◆ **Available records**:
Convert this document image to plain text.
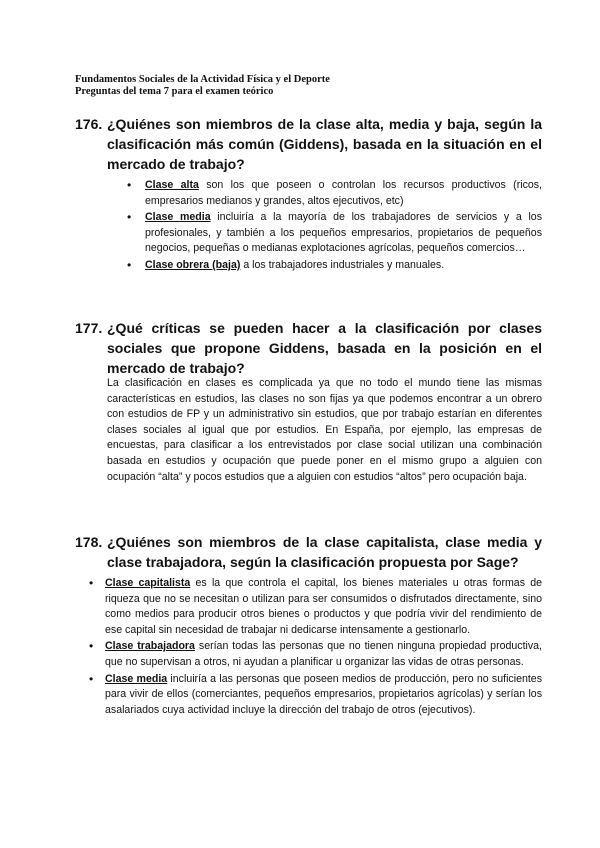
Fundamentos Sociales de la Actividad Física y el Deporte
Preguntas del tema 7 para el examen teórico
176. ¿Quiénes son miembros de la clase alta, media y baja, según la clasificación más común (Giddens), basada en la situación en el mercado de trabajo?
• Clase alta son los que poseen o controlan los recursos productivos (ricos, empresarios medianos y grandes, altos ejecutivos, etc)
• Clase media incluiría a la mayoría de los trabajadores de servicios y a los profesionales, y también a los pequeños empresarios, propietarios de pequeños negocios, pequeñas o medianas explotaciones agrícolas, pequeños comercios…
• Clase obrera (baja) a los trabajadores industriales y manuales.
177. ¿Qué críticas se pueden hacer a la clasificación por clases sociales que propone Giddens, basada en la posición en el mercado de trabajo?
La clasificación en clases es complicada ya que no todo el mundo tiene las mismas características en estudios, las clases no son fijas ya que podemos encontrar a un obrero con estudios de FP y un administrativo sin estudios, que por trabajo estarían en diferentes clases sociales al igual que por estudios. En España, por ejemplo, las empresas de encuestas, para clasificar a los entrevistados por clase social utilizan una combinación basada en estudios y ocupación que puede poner en el mismo grupo a alguien con ocupación “alta” y pocos estudios que a alguien con estudios “altos” pero ocupación baja.
178. ¿Quiénes son miembros de la clase capitalista, clase media y clase trabajadora, según la clasificación propuesta por Sage?
• Clase capitalista es la que controla el capital, los bienes materiales u otras formas de riqueza que no se necesitan o utilizan para ser consumidos o disfrutados directamente, sino como medios para producir otros bienes o productos y que podría vivir del rendimiento de ese capital sin necesidad de trabajar ni dedicarse intensamente a gestionarlo.
• Clase trabajadora serían todas las personas que no tienen ninguna propiedad productiva, que no supervisan a otros, ni ayudan a planificar u organizar las vidas de otras personas.
• Clase media incluiría a las personas que poseen medios de producción, pero no suficientes para vivir de ellos (comerciantes, pequeños empresarios, propietarios agrícolas) y serían los asalariados cuya actividad incluye la dirección del trabajo de otros (ejecutivos).
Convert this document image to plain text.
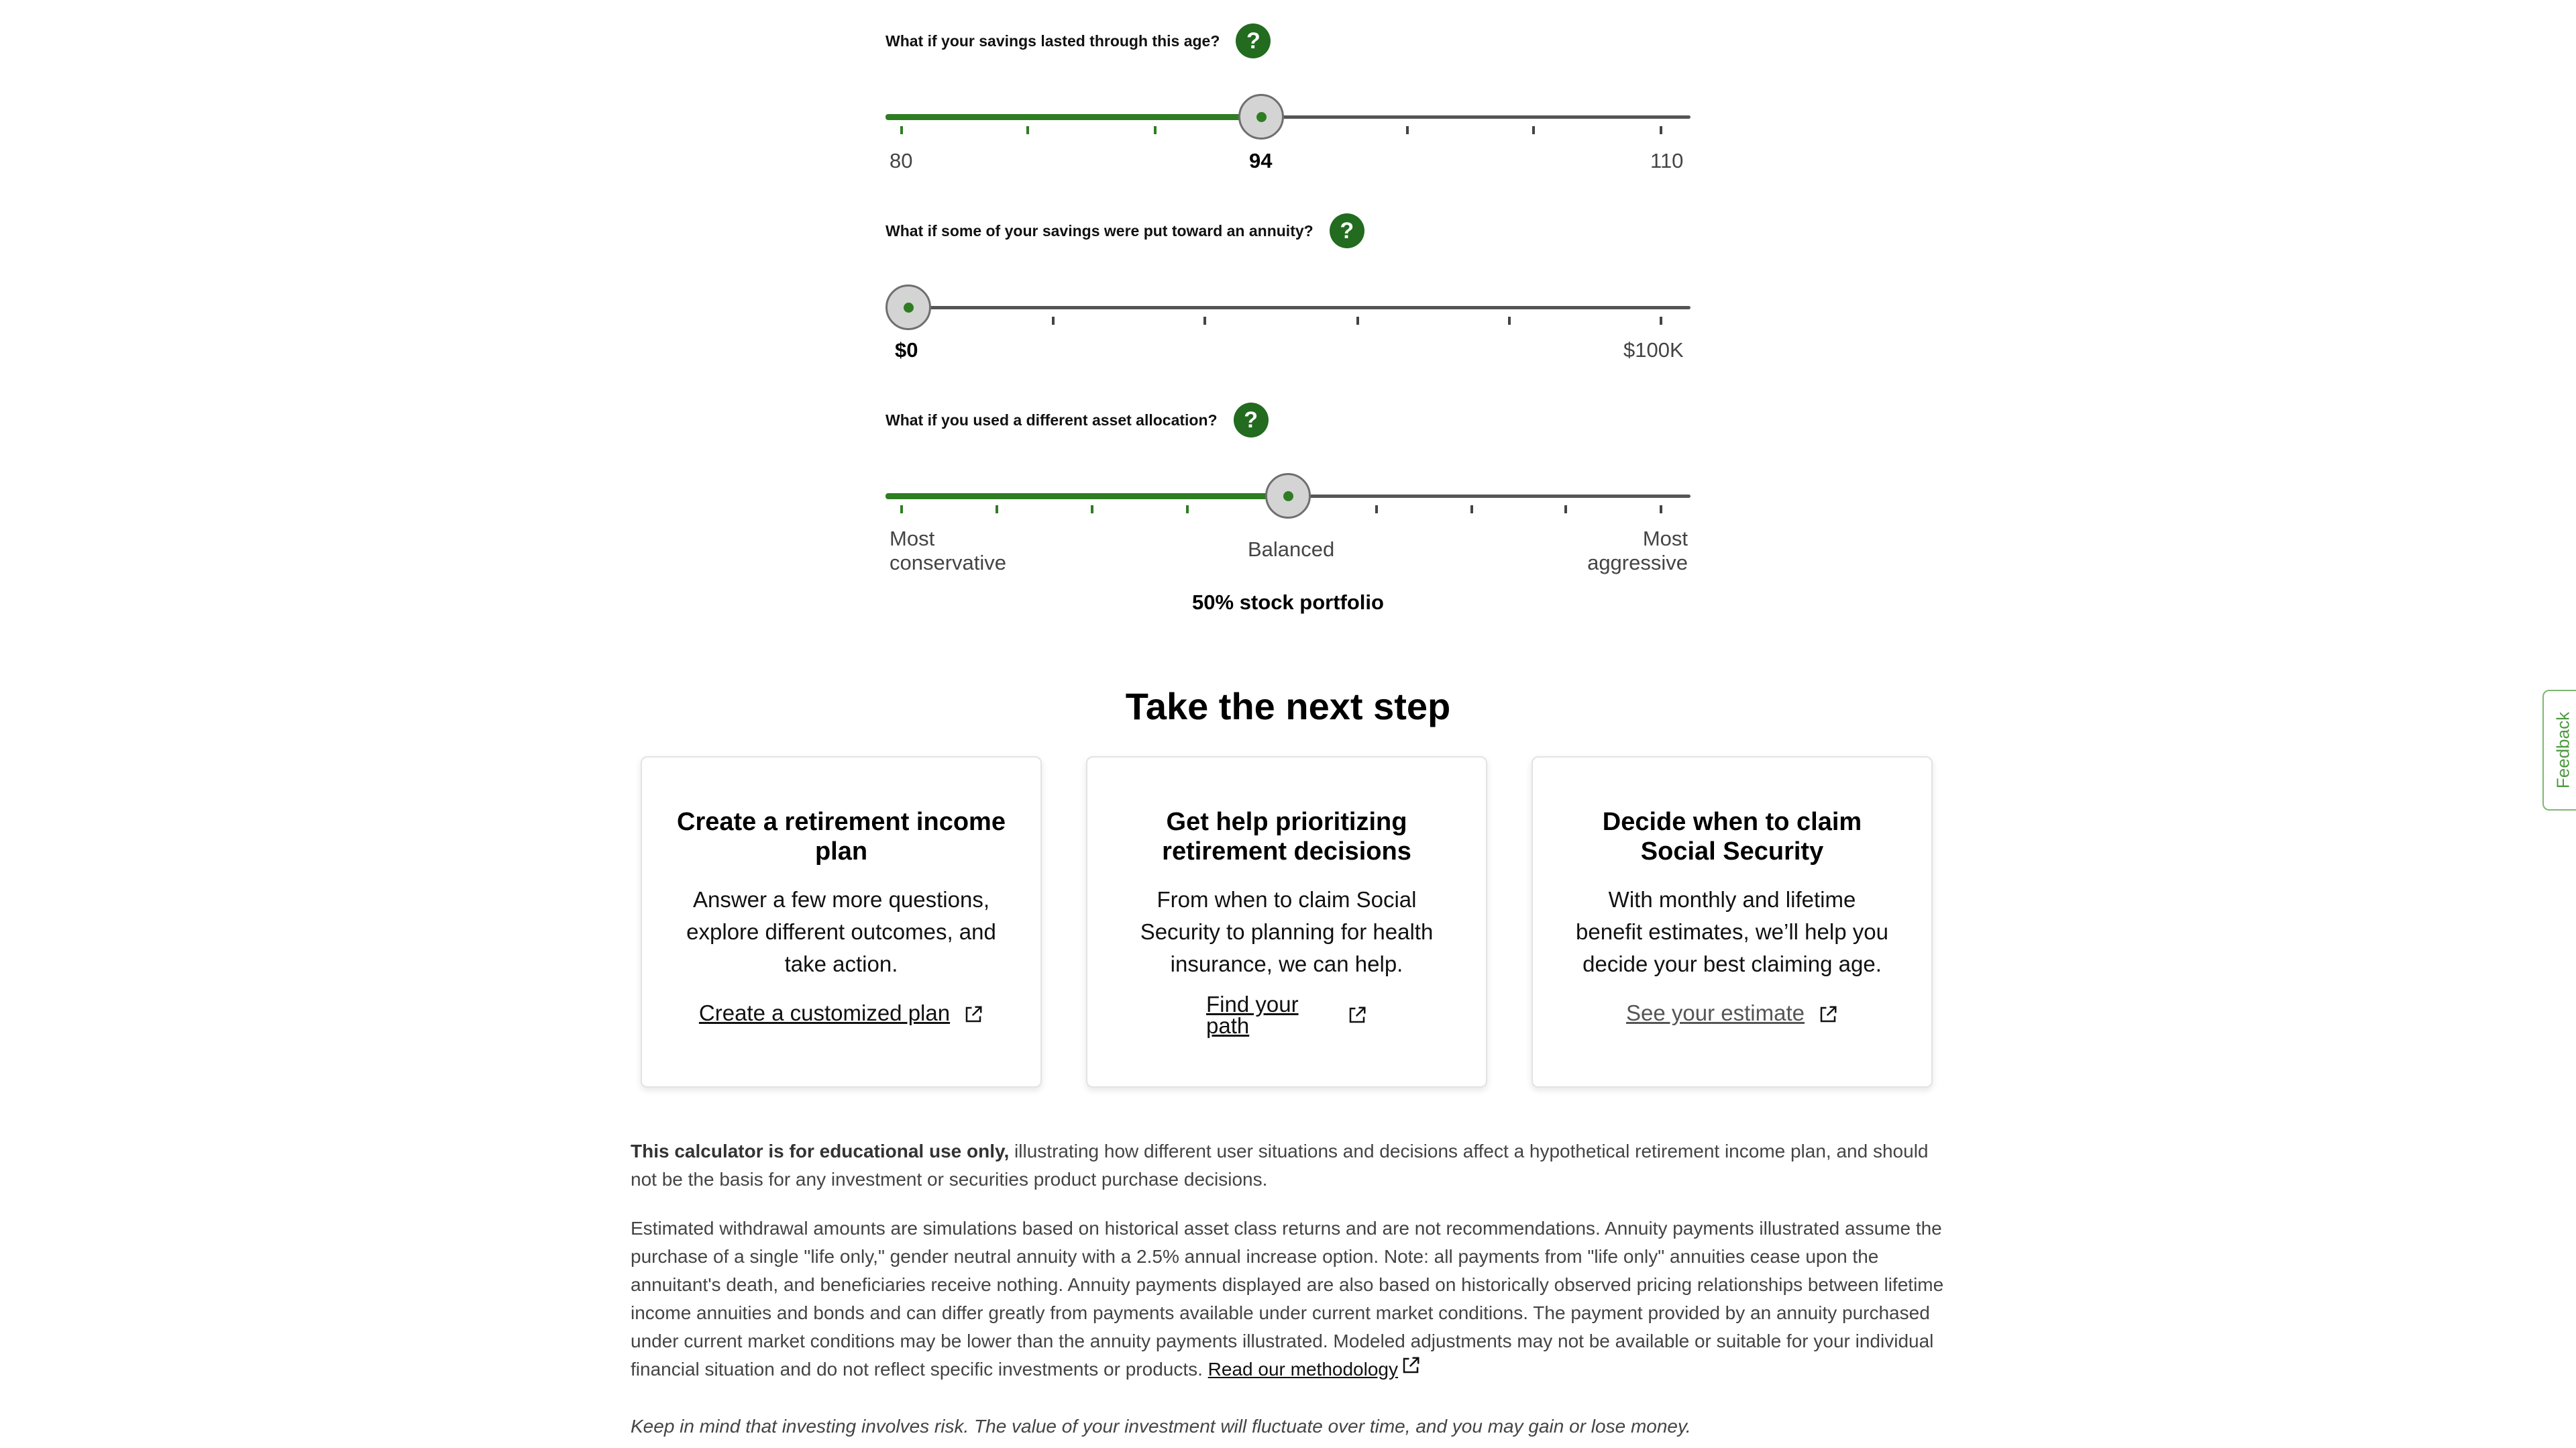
What if your savings lasted through this age?	?
80	94	110
What if some of your savings were put toward an annuity?	?
$0	$100K
What if you used a different asset allocation?	?
Most
conservative
Balanced	Most
aggressive
50% stock portfolio
Take the next step
Create a retirement income plan

Answer a few more questions, explore different outcomes, and take action.

Create a customized plan
Get help prioritizing retirement decisions

From when to claim Social Security to planning for health insurance, we can help.

Find your
path
Decide when to claim Social Security

With monthly and lifetime benefit estimates, we’ll help you decide your best claiming age.

See your estimate
This calculator is for educational use only, illustrating how different user situations and decisions affect a hypothetical retirement income plan, and should not be the basis for any investment or securities product purchase decisions.
Estimated withdrawal amounts are simulations based on historical asset class returns and are not recommendations. Annuity payments illustrated assume the purchase of a single "life only," gender neutral annuity with a 2.5% annual increase option. Note: all payments from "life only" annuities cease upon the annuitant's death, and beneficiaries receive nothing. Annuity payments displayed are also based on historically observed pricing relationships between lifetime income annuities and bonds and can differ greatly from payments available under current market conditions. The payment provided by an annuity purchased under current market conditions may be lower than the annuity payments illustrated. Modeled adjustments may not be available or suitable for your individual financial situation and do not reflect specific investments or products. Read our methodology
Keep in mind that investing involves risk. The value of your investment will fluctuate over time, and you may gain or lose money.
Feedback
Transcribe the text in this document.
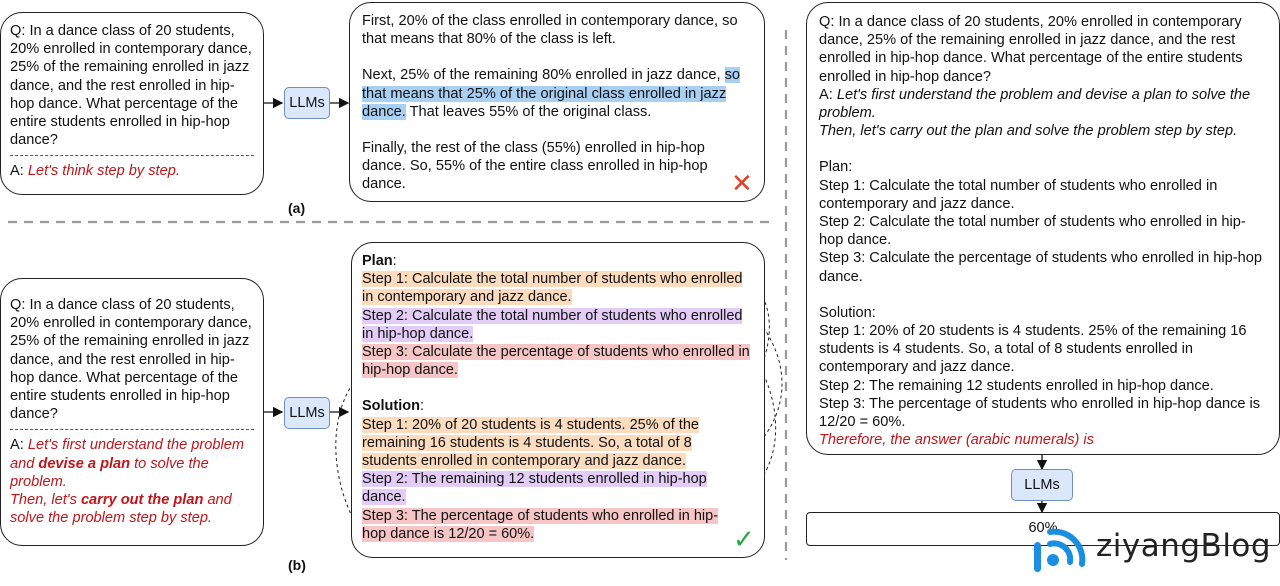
Q: In a dance class of 20 students, 20% enrolled in contemporary dance, 25% of the remaining enrolled in jazz dance, and the rest enrolled in hip-hop dance. What percentage of the entire students enrolled in hip-hop dance?

A: Let's think step by step.

LLMs

First, 20% of the class enrolled in contemporary dance, so that means that 80% of the class is left.

Next, 25% of the remaining 80% enrolled in jazz dance, so that means that 25% of the original class enrolled in jazz dance. That leaves 55% of the original class.

Finally, the rest of the class (55%) enrolled in hip-hop dance. So, 55% of the entire class enrolled in hip-hop dance.	✕
(a)

Q: In a dance class of 20 students, 20% enrolled in contemporary dance, 25% of the remaining enrolled in jazz dance, and the rest enrolled in hip-hop dance. What percentage of the entire students enrolled in hip-hop dance?

A: Let's first understand the problem and devise a plan to solve the problem.
Then, let's carry out the plan and solve the problem step by step.

LLMs

Plan:

Step 1: Calculate the total number of students who enrolled in contemporary and jazz dance.

Step 2: Calculate the total number of students who enrolled in hip-hop dance.

Step 3: Calculate the percentage of students who enrolled in hip-hop dance.

Solution:

Step 1: 20% of 20 students is 4 students. 25% of the remaining 16 students is 4 students. So, a total of 8 students enrolled in contemporary and jazz dance.

Step 2: The remaining 12 students enrolled in hip-hop dance.

Step 3: The percentage of students who enrolled in hip-hop dance is 12/20 = 60%.	✓
(b)

Q: In a dance class of 20 students, 20% enrolled in contemporary dance, 25% of the remaining enrolled in jazz dance, and the rest enrolled in hip-hop dance. What percentage of the entire students enrolled in hip-hop dance?

A: Let's first understand the problem and devise a plan to solve the problem.
Then, let's carry out the plan and solve the problem step by step.

Plan:

Step 1: Calculate the total number of students who enrolled in contemporary and jazz dance.

Step 2: Calculate the total number of students who enrolled in hip-hop dance.

Step 3: Calculate the percentage of students who enrolled in hip-hop dance.

Solution:

Step 1: 20% of 20 students is 4 students. 25% of the remaining 16 students is 4 students. So, a total of 8 students enrolled in contemporary and jazz dance.

Step 2: The remaining 12 students enrolled in hip-hop dance.

Step 3: The percentage of students who enrolled in hip-hop dance is 12/20 = 60%.

Therefore, the answer (arabic numerals) is

LLMs
60%	ziyangBlog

◆ **Instructions for the task**:
Using the entries above, find all lines with "retirement". Copy them.

◆ **Answer to the task**:
Create a retirement income plan
Get help prioritizing retirement decisions
This calculator is for educational use only, illustrating how different user situations and decisions affect a hypothetical retirement income plan, and should not be the basis for any investment or securities product purchase decisions.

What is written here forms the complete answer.